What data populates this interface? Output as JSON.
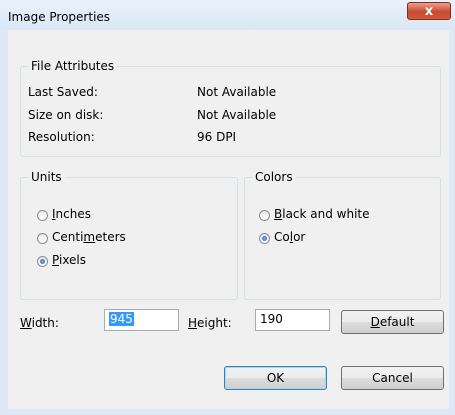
{
  "window": {
    "title": "Image Properties",
    "close_label": "x"
  },
  "file_attributes": {
    "legend": "File Attributes",
    "rows": [
      {
        "label": "Last Saved:",
        "value": "Not Available"
      },
      {
        "label": "Size on disk:",
        "value": "Not Available"
      },
      {
        "label": "Resolution:",
        "value": "96 DPI"
      }
    ]
  },
  "units": {
    "legend": "Units",
    "options": [
      {
        "prefix": "",
        "mnemonic": "I",
        "suffix": "nches",
        "checked": false
      },
      {
        "prefix": "Centi",
        "mnemonic": "m",
        "suffix": "eters",
        "checked": false
      },
      {
        "prefix": "",
        "mnemonic": "P",
        "suffix": "ixels",
        "checked": true
      }
    ]
  },
  "colors": {
    "legend": "Colors",
    "options": [
      {
        "prefix": "",
        "mnemonic": "B",
        "suffix": "lack and white",
        "checked": false
      },
      {
        "prefix": "Co",
        "mnemonic": "l",
        "suffix": "or",
        "checked": true
      }
    ]
  },
  "size": {
    "width_mnemonic": "W",
    "width_rest": "idth:",
    "width_value": "945",
    "height_mnemonic": "H",
    "height_rest": "eight:",
    "height_value": "190"
  },
  "buttons": {
    "default_mnemonic": "D",
    "default_rest": "efault",
    "ok": "OK",
    "cancel": "Cancel"
  }
}
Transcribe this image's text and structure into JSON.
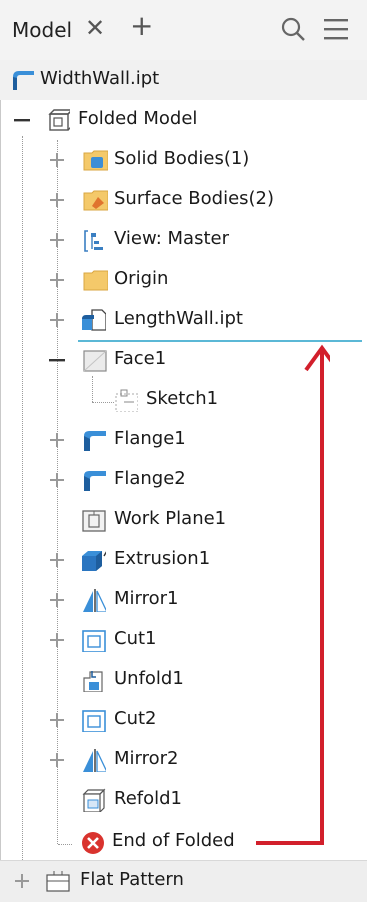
{
  "header": {
    "tab_label": "Model",
    "close_glyph": "✕",
    "add_glyph": "+"
  },
  "tree": {
    "root": "WidthWall.ipt",
    "folded_model": "Folded Model",
    "items": {
      "solid_bodies": "Solid Bodies(1)",
      "surface_bodies": "Surface Bodies(2)",
      "view_master": "View: Master",
      "origin": "Origin",
      "length_wall": "LengthWall.ipt",
      "face1": "Face1",
      "sketch1": "Sketch1",
      "flange1": "Flange1",
      "flange2": "Flange2",
      "work_plane1": "Work Plane1",
      "extrusion1": "Extrusion1",
      "mirror1": "Mirror1",
      "cut1": "Cut1",
      "unfold1": "Unfold1",
      "cut2": "Cut2",
      "mirror2": "Mirror2",
      "refold1": "Refold1",
      "end_of_folded": "End of Folded"
    },
    "flat_pattern": "Flat Pattern"
  },
  "colors": {
    "annotation_arrow": "#d21f2b",
    "drop_line": "#5bb8d6",
    "end_marker": "#d9332e"
  },
  "icons": {
    "search": "search-icon",
    "menu": "hamburger-menu-icon"
  }
}
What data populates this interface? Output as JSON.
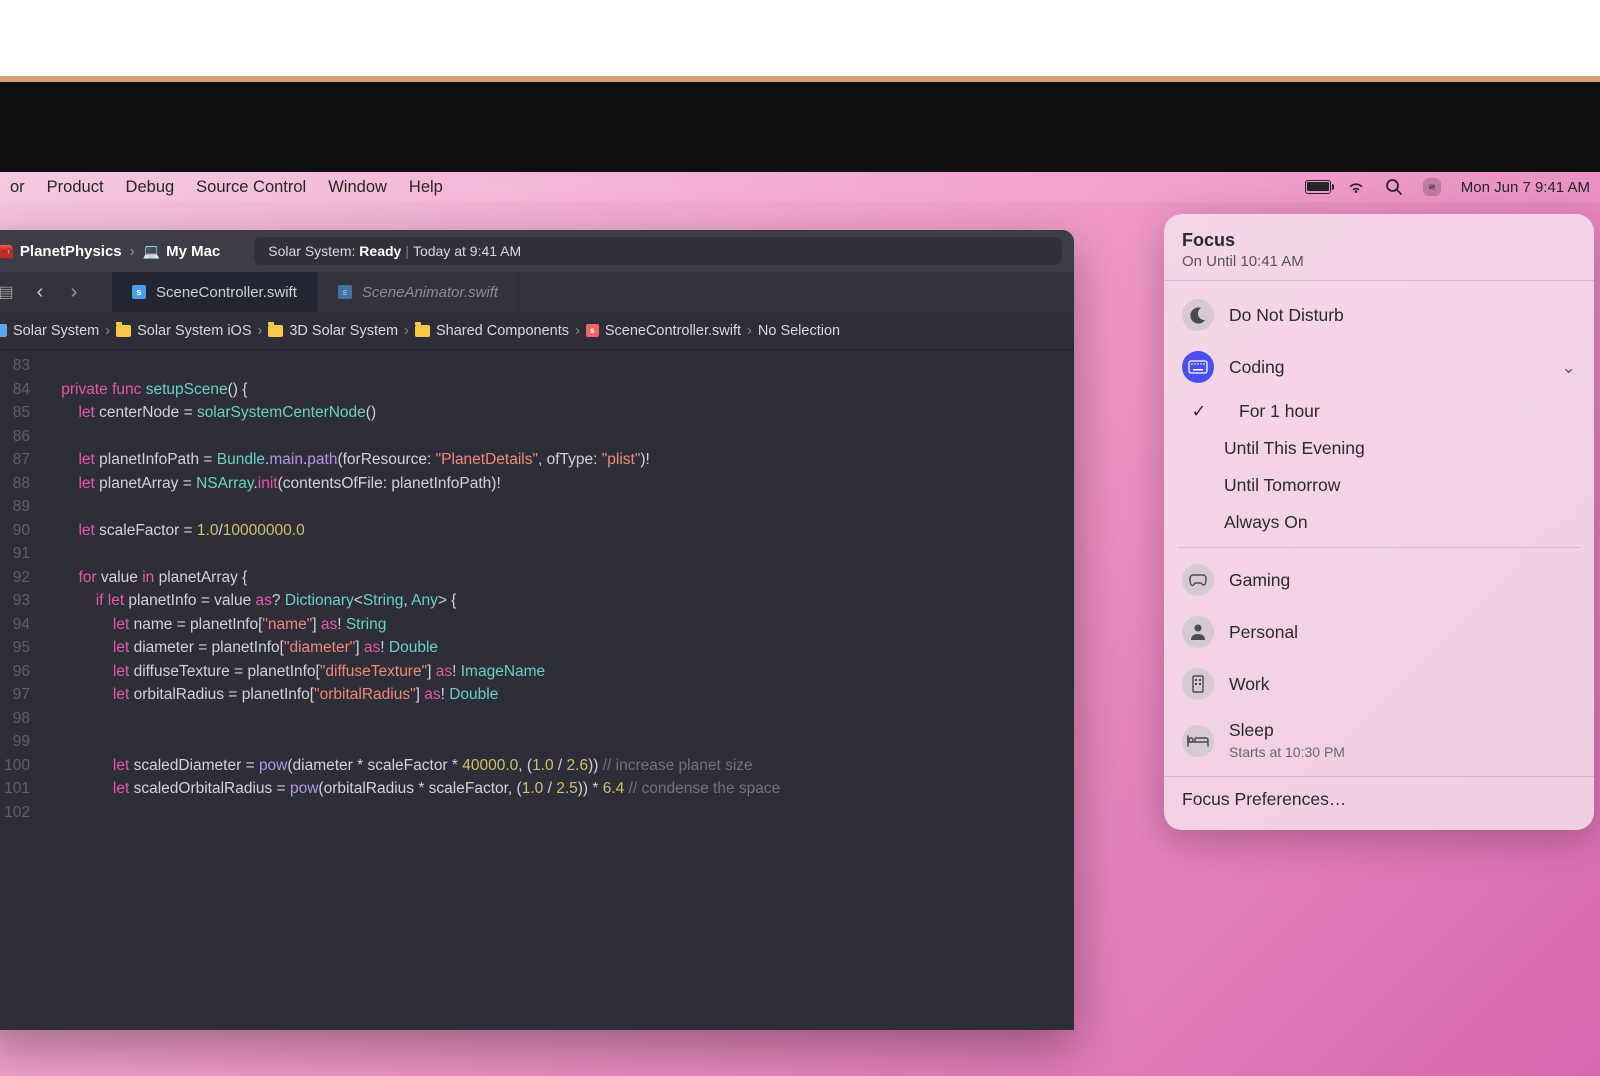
{
  "menubar": {
    "items": [
      "or",
      "Product",
      "Debug",
      "Source Control",
      "Window",
      "Help"
    ],
    "clock": "Mon Jun 7  9:41 AM"
  },
  "xcode": {
    "scheme": "PlanetPhysics",
    "target": "My Mac",
    "status_project": "Solar System:",
    "status_state": "Ready",
    "status_time": "Today at 9:41 AM",
    "tabs": {
      "active": "SceneController.swift",
      "inactive": "SceneAnimator.swift"
    },
    "bc": [
      "Solar System",
      "Solar System iOS",
      "3D Solar System",
      "Shared Components",
      "SceneController.swift",
      "No Selection"
    ]
  },
  "code": {
    "rows": [
      {
        "n": "83",
        "html": ""
      },
      {
        "n": "84",
        "html": "    <span class='kw'>private</span> <span class='kw'>func</span> <span class='fn'>setupScene</span>() {"
      },
      {
        "n": "85",
        "html": "        <span class='kw'>let</span> centerNode = <span class='fn'>solarSystemCenterNode</span>()"
      },
      {
        "n": "86",
        "html": ""
      },
      {
        "n": "87",
        "html": "        <span class='kw'>let</span> planetInfoPath = <span class='typ'>Bundle</span>.<span class='call'>main</span>.<span class='call'>path</span>(forResource: <span class='str'>\"PlanetDetails\"</span>, ofType: <span class='str'>\"plist\"</span>)!"
      },
      {
        "n": "88",
        "html": "        <span class='kw'>let</span> planetArray = <span class='typ'>NSArray</span>.<span class='kw'>init</span>(contentsOfFile: planetInfoPath)!"
      },
      {
        "n": "89",
        "html": ""
      },
      {
        "n": "90",
        "html": "        <span class='kw'>let</span> scaleFactor = <span class='num'>1.0</span>/<span class='num'>10000000.0</span>"
      },
      {
        "n": "91",
        "html": ""
      },
      {
        "n": "92",
        "html": "        <span class='kw'>for</span> value <span class='kw'>in</span> planetArray {"
      },
      {
        "n": "93",
        "html": "            <span class='kw'>if</span> <span class='kw'>let</span> planetInfo = value <span class='kw'>as</span>? <span class='typ'>Dictionary</span>&lt;<span class='typ'>String</span>, <span class='typ'>Any</span>&gt; {"
      },
      {
        "n": "94",
        "html": "                <span class='kw'>let</span> name = planetInfo[<span class='str'>\"name\"</span>] <span class='kw'>as</span>! <span class='typ'>String</span>"
      },
      {
        "n": "95",
        "html": "                <span class='kw'>let</span> diameter = planetInfo[<span class='str'>\"diameter\"</span>] <span class='kw'>as</span>! <span class='typ'>Double</span>"
      },
      {
        "n": "96",
        "html": "                <span class='kw'>let</span> diffuseTexture = planetInfo[<span class='str'>\"diffuseTexture\"</span>] <span class='kw'>as</span>! <span class='typ'>ImageName</span>"
      },
      {
        "n": "97",
        "html": "                <span class='kw'>let</span> orbitalRadius = planetInfo[<span class='str'>\"orbitalRadius\"</span>] <span class='kw'>as</span>! <span class='typ'>Double</span>"
      },
      {
        "n": "98",
        "html": ""
      },
      {
        "n": "99",
        "html": ""
      },
      {
        "n": "100",
        "html": "                <span class='kw'>let</span> scaledDiameter = <span class='call'>pow</span>(diameter * scaleFactor * <span class='num'>40000.0</span>, (<span class='num'>1.0</span> / <span class='num'>2.6</span>)) <span class='cmt'>// increase planet size</span>"
      },
      {
        "n": "101",
        "html": "                <span class='kw'>let</span> scaledOrbitalRadius = <span class='call'>pow</span>(orbitalRadius * scaleFactor, (<span class='num'>1.0</span> / <span class='num'>2.5</span>)) * <span class='num'>6.4</span> <span class='cmt'>// condense the space</span>"
      },
      {
        "n": "102",
        "html": ""
      }
    ]
  },
  "focus": {
    "title": "Focus",
    "subtitle": "On Until 10:41 AM",
    "dnd": "Do Not Disturb",
    "coding": "Coding",
    "opts": [
      "For 1 hour",
      "Until This Evening",
      "Until Tomorrow",
      "Always On"
    ],
    "gaming": "Gaming",
    "personal": "Personal",
    "work": "Work",
    "sleep": "Sleep",
    "sleep_sub": "Starts at 10:30 PM",
    "prefs": "Focus Preferences…"
  }
}
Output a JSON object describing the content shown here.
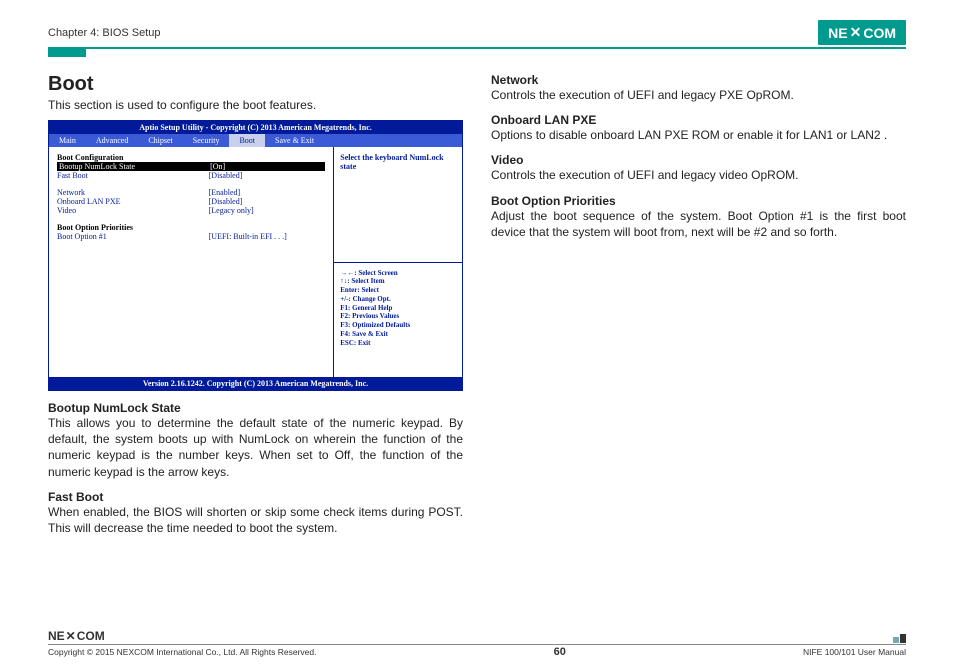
{
  "header": {
    "chapter": "Chapter 4: BIOS Setup",
    "logo_pre": "NE",
    "logo_x": "✕",
    "logo_post": "COM"
  },
  "left": {
    "h1": "Boot",
    "intro": "This section is used to configure the boot features.",
    "numlock_h": "Bootup NumLock State",
    "numlock_b": "This allows you to determine the default state of the numeric keypad. By default, the system boots up with NumLock on wherein the function of the numeric keypad is the number keys. When set to Off, the function of the numeric keypad is the arrow keys.",
    "fastboot_h": "Fast Boot",
    "fastboot_b": "When enabled, the BIOS will shorten or skip some check items during POST. This will decrease the time needed to boot the system."
  },
  "right": {
    "network_h": "Network",
    "network_b": "Controls the execution of UEFI and legacy PXE OpROM.",
    "lanpxe_h": "Onboard LAN PXE",
    "lanpxe_b": "Options to disable onboard LAN PXE ROM or enable it for LAN1 or LAN2 .",
    "video_h": "Video",
    "video_b": "Controls the execution of UEFI and legacy video OpROM.",
    "priorities_h": "Boot Option Priorities",
    "priorities_b": "Adjust the boot sequence of the system. Boot Option #1 is the first boot device that the system will boot from, next will be #2 and so forth."
  },
  "bios": {
    "title": "Aptio Setup Utility - Copyright (C) 2013 American Megatrends, Inc.",
    "tabs": {
      "main": "Main",
      "advanced": "Advanced",
      "chipset": "Chipset",
      "security": "Security",
      "boot": "Boot",
      "save": "Save & Exit"
    },
    "cfg_header": "Boot Configuration",
    "rows": {
      "numlock_k": "Bootup NumLock State",
      "numlock_v": "[On]",
      "fast_k": "Fast Boot",
      "fast_v": "[Disabled]",
      "net_k": "Network",
      "net_v": "[Enabled]",
      "lan_k": "Onboard LAN PXE",
      "lan_v": "[Disabled]",
      "vid_k": "Video",
      "vid_v": "[Legacy only]"
    },
    "prio_header": "Boot Option Priorities",
    "opt1_k": "Boot Option #1",
    "opt1_v": "[UEFI: Built-in EFI . . .]",
    "help": "Select the keyboard NumLock state",
    "keys": {
      "l1": "→←: Select Screen",
      "l2": "↑↓: Select Item",
      "l3": "Enter: Select",
      "l4": "+/-: Change Opt.",
      "l5": "F1: General Help",
      "l6": "F2: Previous Values",
      "l7": "F3: Optimized Defaults",
      "l8": "F4: Save & Exit",
      "l9": "ESC: Exit"
    },
    "version": "Version 2.16.1242. Copyright (C) 2013 American Megatrends, Inc."
  },
  "footer": {
    "copyright": "Copyright © 2015 NEXCOM International Co., Ltd. All Rights Reserved.",
    "page": "60",
    "manual": "NIFE 100/101 User Manual"
  }
}
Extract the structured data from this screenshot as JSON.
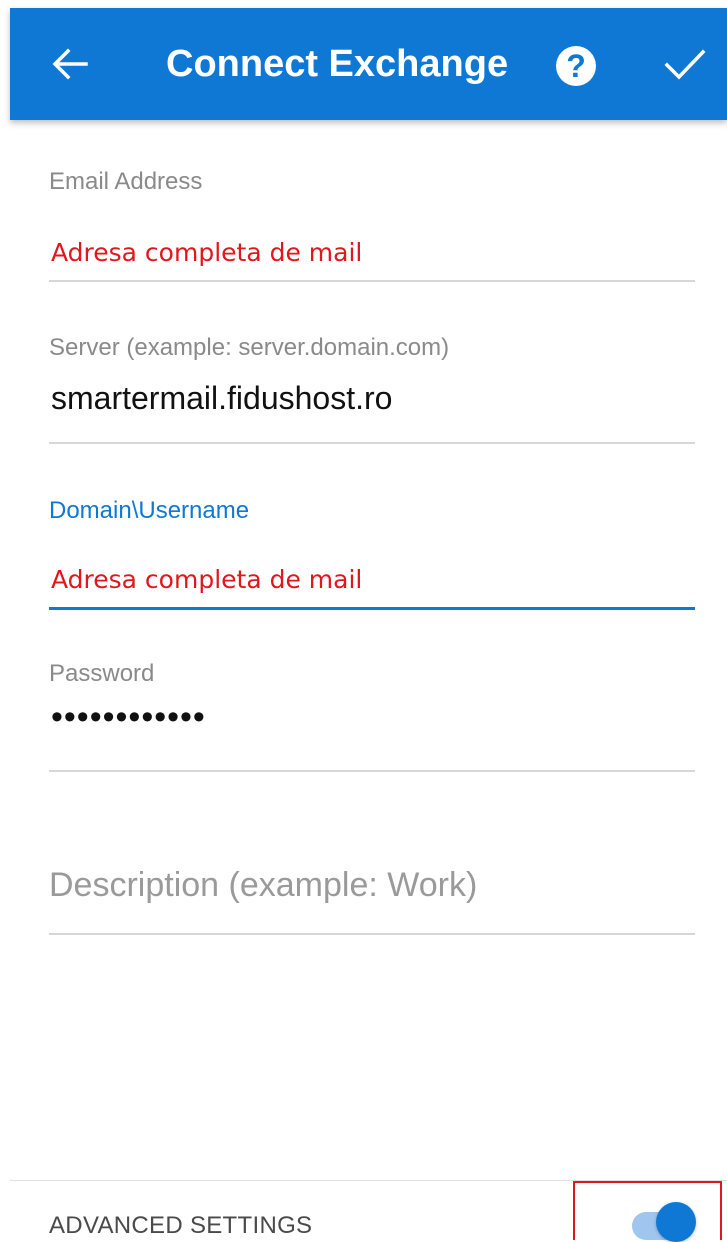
{
  "appbar": {
    "title": "Connect Exchange",
    "back_icon": "arrow-left-icon",
    "help_icon": "help-circle-icon",
    "help_glyph": "?",
    "confirm_icon": "check-icon",
    "color": "#0f78d4"
  },
  "form": {
    "email": {
      "label": "Email Address",
      "annotation": "Adresa completa de mail"
    },
    "server": {
      "label": "Server (example: server.domain.com)",
      "value": "smartermail.fidushost.ro"
    },
    "username": {
      "label": "Domain\\Username",
      "annotation": "Adresa completa de mail"
    },
    "password": {
      "label": "Password",
      "value": "••••••••••••"
    },
    "description": {
      "placeholder": "Description (example: Work)"
    }
  },
  "advanced": {
    "label": "ADVANCED SETTINGS",
    "toggle_on": true,
    "highlight_color": "#e0171d"
  }
}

*****

The task »
Pick each line holding the word "Until" out of the listing.

Answer to this problem »
    "subtitle": "On Until 10:41 AM",
      "Until This Evening",
      "Until Tomorrow",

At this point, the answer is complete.